**What is being asked:** Check each line below for the word "this" and give the number of lines that have it, nothing more.

(Entries with figure data)
• • • • • • •

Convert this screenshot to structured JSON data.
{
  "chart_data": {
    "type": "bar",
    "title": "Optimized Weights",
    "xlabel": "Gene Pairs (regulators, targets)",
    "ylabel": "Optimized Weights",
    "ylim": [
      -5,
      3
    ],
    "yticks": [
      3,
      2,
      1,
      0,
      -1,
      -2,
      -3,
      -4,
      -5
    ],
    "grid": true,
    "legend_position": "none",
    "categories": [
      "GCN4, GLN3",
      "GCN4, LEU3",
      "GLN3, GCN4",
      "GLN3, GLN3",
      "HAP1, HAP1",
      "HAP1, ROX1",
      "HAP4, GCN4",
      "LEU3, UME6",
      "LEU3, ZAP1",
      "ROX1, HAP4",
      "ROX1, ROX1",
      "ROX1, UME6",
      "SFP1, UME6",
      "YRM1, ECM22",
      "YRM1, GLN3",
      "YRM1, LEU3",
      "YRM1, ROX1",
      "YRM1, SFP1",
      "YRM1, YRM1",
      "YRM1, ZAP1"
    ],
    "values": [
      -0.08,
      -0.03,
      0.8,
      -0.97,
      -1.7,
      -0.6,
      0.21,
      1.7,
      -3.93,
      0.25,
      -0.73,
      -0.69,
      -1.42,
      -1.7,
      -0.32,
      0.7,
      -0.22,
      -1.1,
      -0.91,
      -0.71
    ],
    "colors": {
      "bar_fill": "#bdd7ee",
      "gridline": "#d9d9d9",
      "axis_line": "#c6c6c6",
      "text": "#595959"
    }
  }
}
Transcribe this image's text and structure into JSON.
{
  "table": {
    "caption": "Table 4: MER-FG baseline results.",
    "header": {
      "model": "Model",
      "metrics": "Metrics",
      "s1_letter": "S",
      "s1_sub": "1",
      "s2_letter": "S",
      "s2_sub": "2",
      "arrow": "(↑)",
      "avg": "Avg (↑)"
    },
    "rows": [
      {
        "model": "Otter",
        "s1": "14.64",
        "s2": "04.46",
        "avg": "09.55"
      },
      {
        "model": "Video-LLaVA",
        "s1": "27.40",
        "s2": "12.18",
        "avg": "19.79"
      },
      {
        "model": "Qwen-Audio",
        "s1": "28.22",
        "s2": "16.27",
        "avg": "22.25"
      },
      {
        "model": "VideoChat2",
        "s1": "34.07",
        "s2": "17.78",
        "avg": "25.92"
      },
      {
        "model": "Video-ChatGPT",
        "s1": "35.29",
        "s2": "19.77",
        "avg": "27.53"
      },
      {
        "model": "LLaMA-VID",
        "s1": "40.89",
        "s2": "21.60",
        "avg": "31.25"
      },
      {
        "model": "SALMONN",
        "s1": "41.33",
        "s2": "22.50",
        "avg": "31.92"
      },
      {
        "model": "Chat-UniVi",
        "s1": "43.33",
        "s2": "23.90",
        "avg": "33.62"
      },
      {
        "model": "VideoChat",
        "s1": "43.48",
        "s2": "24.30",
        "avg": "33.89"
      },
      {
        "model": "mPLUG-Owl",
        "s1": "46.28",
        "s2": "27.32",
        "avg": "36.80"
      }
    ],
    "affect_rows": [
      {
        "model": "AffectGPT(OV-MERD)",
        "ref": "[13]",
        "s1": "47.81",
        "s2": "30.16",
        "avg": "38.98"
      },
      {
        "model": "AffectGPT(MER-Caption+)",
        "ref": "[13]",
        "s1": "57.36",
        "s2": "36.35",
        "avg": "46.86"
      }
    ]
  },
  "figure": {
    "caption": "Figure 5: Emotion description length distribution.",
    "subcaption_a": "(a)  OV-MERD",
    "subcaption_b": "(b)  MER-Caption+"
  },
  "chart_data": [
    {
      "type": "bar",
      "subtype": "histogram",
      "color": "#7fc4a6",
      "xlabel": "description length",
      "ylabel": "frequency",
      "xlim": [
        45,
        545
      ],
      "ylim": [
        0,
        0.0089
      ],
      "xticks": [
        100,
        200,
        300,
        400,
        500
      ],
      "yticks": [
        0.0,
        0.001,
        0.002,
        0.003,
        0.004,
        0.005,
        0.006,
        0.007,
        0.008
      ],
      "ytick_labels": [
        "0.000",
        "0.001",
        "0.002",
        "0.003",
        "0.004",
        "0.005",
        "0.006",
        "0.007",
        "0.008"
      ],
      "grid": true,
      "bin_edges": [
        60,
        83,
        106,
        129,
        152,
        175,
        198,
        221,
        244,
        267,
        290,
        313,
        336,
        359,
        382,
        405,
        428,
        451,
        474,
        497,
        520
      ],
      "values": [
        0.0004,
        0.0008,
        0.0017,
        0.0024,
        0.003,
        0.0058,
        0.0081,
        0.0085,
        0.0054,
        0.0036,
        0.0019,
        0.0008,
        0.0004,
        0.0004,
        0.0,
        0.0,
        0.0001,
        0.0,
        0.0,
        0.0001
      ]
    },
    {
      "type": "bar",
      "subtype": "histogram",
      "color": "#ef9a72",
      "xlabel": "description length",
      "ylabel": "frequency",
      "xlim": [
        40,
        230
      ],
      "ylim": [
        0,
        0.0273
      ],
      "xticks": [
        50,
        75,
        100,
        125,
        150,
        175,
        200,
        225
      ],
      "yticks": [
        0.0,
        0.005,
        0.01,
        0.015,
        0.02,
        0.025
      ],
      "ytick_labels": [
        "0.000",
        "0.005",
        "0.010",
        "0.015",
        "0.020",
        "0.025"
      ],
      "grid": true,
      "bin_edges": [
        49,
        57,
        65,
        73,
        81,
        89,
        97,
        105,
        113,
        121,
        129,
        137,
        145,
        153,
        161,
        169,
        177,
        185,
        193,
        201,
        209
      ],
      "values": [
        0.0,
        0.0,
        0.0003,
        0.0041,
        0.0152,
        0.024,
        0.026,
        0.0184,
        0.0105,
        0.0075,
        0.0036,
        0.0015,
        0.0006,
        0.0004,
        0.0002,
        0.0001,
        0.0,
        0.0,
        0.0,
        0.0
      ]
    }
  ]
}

• • • • • • •

**Problem solution:** 2